Stored entries:
§ §

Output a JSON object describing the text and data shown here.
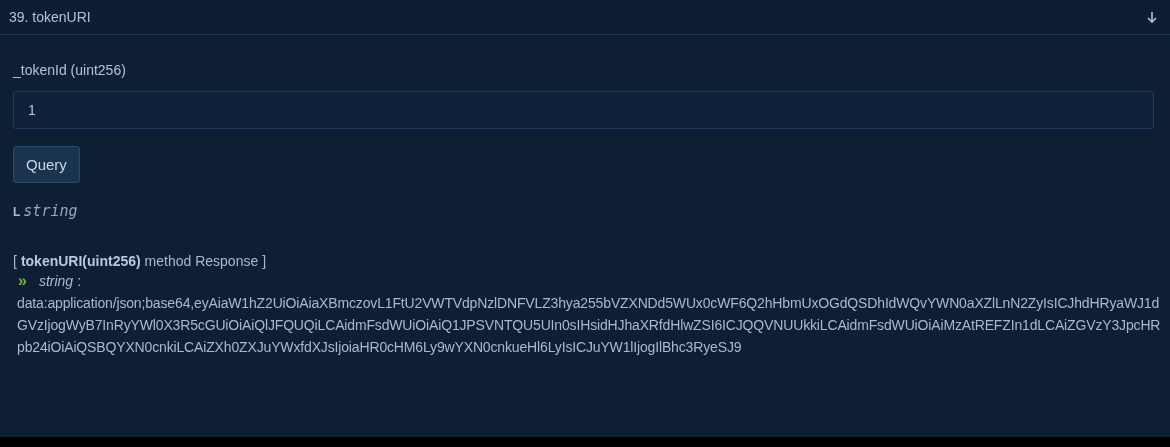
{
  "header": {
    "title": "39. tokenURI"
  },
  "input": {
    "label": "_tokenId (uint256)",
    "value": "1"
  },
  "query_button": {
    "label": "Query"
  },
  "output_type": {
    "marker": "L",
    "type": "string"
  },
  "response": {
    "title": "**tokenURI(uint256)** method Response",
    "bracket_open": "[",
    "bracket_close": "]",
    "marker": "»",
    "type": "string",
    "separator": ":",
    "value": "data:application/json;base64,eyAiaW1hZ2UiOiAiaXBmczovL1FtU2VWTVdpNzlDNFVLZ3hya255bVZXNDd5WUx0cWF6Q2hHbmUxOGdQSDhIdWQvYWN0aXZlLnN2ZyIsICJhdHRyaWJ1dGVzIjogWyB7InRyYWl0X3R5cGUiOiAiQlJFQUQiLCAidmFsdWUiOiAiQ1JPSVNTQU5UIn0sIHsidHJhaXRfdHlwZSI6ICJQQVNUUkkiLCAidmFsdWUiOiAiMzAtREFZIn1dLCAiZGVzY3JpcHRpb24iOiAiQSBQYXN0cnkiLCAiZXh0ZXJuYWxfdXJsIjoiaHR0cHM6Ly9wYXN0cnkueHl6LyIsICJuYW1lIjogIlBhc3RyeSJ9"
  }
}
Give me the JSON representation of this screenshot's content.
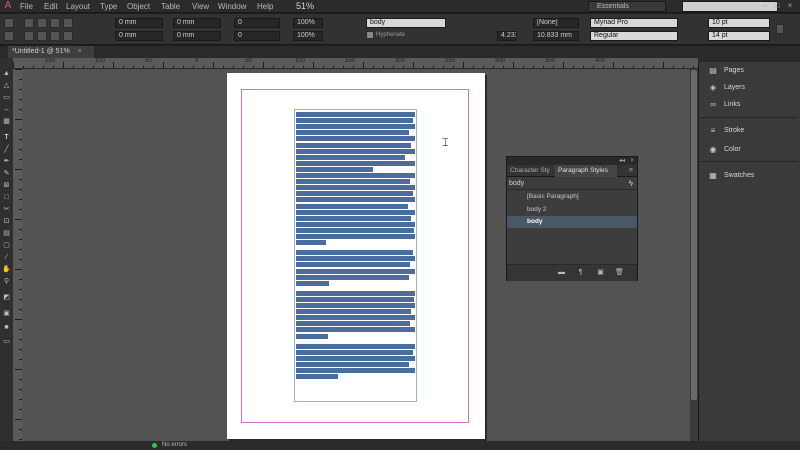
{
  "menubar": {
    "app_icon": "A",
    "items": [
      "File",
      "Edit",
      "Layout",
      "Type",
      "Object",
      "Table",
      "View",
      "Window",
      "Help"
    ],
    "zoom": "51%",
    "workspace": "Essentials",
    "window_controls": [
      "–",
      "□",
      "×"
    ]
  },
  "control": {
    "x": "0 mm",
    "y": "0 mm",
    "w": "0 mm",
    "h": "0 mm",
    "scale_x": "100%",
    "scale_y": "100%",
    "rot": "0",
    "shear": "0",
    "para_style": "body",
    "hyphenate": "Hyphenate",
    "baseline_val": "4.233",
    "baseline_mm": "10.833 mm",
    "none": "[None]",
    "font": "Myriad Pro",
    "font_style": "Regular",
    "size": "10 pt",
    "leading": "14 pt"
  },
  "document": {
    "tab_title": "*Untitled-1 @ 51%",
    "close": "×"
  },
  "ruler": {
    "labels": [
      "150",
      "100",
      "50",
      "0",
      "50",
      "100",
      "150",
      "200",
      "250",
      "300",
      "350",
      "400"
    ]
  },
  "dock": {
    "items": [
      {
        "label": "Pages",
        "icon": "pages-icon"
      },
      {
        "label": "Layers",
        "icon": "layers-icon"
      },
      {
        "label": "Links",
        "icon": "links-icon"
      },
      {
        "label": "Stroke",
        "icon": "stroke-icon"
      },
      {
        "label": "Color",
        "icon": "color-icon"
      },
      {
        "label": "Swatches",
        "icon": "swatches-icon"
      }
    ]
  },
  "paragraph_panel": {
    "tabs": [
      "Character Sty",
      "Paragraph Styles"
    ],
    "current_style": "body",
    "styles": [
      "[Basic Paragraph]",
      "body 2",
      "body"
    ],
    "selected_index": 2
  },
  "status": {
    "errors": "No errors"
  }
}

§ §

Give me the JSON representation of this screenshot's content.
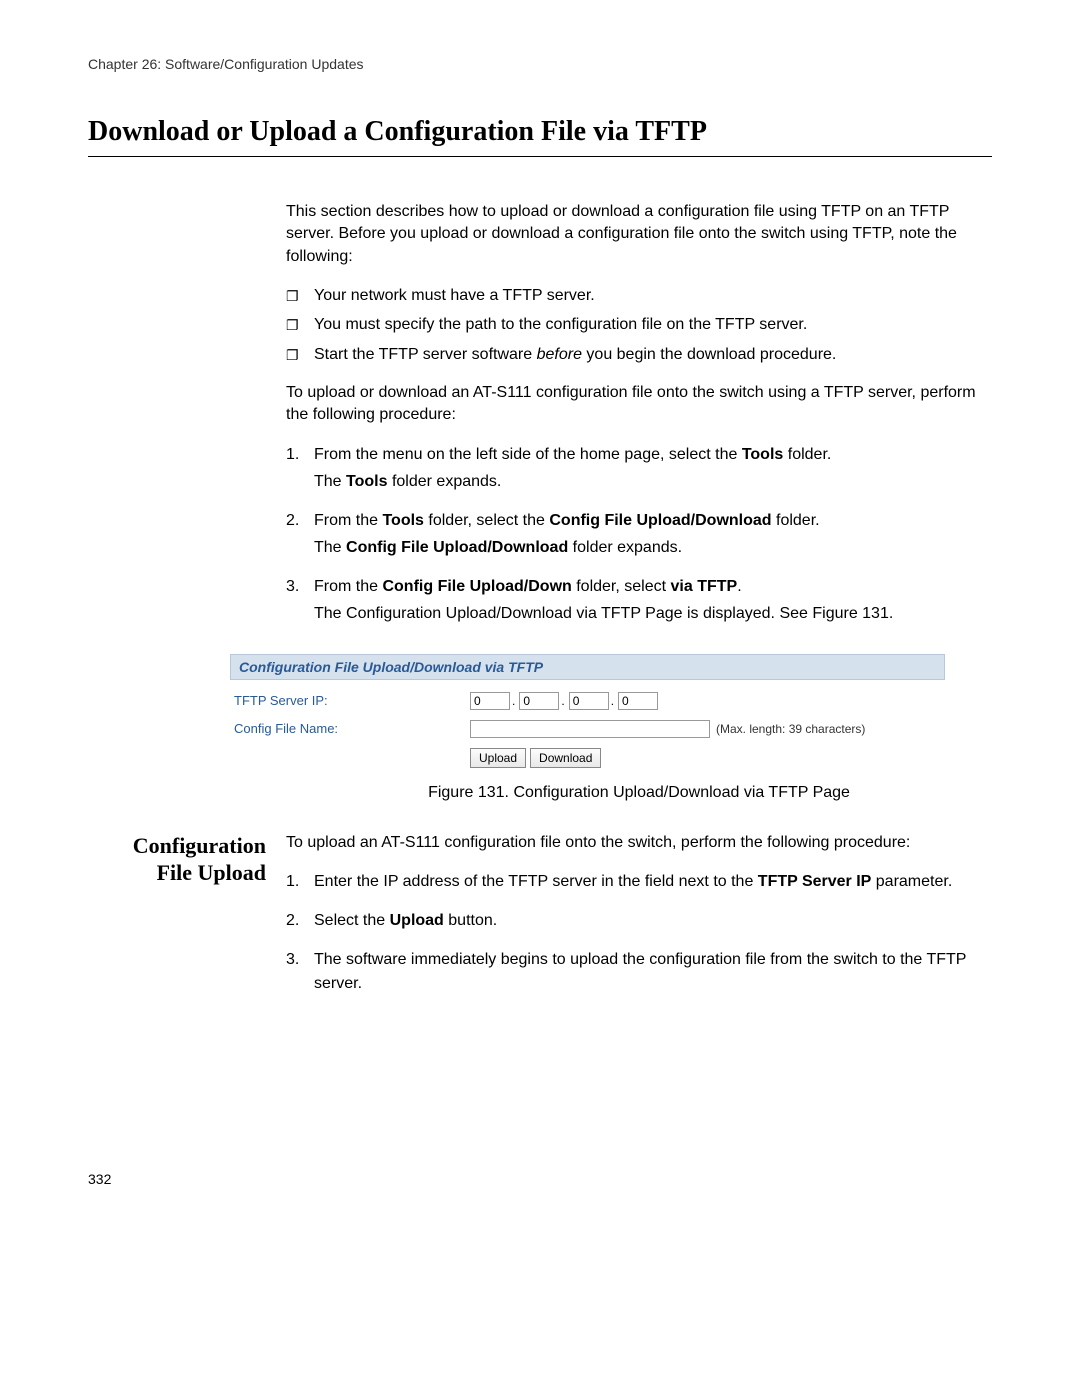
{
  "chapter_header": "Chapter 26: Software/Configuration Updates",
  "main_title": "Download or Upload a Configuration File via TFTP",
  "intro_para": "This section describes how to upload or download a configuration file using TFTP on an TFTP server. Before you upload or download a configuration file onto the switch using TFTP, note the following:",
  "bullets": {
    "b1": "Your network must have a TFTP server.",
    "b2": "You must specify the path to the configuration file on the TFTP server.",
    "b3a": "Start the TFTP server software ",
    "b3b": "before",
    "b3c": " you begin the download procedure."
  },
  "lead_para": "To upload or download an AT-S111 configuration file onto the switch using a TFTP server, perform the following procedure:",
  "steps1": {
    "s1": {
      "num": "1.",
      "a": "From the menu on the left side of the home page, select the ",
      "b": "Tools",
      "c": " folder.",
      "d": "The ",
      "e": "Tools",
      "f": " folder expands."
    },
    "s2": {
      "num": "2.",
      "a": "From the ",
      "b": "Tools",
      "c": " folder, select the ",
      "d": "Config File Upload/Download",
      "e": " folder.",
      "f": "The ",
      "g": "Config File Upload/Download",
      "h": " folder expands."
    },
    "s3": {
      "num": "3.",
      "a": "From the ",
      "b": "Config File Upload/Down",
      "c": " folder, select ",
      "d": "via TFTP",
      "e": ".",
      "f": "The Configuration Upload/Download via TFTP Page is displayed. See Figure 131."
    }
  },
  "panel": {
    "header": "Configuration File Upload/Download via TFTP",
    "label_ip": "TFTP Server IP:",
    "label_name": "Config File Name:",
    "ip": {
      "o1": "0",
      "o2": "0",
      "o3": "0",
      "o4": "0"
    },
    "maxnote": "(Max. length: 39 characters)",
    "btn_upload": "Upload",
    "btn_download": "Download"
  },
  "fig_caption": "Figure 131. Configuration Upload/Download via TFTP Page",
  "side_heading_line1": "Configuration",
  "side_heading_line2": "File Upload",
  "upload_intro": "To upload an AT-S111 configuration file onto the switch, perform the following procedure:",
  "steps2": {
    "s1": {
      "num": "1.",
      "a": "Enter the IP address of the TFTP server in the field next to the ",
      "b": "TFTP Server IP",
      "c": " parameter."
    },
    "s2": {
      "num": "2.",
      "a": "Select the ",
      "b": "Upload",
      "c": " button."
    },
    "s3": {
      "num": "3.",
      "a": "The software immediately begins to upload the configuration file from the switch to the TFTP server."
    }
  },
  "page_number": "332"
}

§ §

Read the lines above. Gather those in which the string "following" is found.

Solved problem:
  "intro_para": "This section describes how to upload or download a configuration file using TFTP on an TFTP server. Before you upload or download a configuration file onto the switch using TFTP, note the following:",
  "lead_para": "To upload or download an AT-S111 configuration file onto the switch using a TFTP server, perform the following procedure:",
  "upload_intro": "To upload an AT-S111 configuration file onto the switch, perform the following procedure:",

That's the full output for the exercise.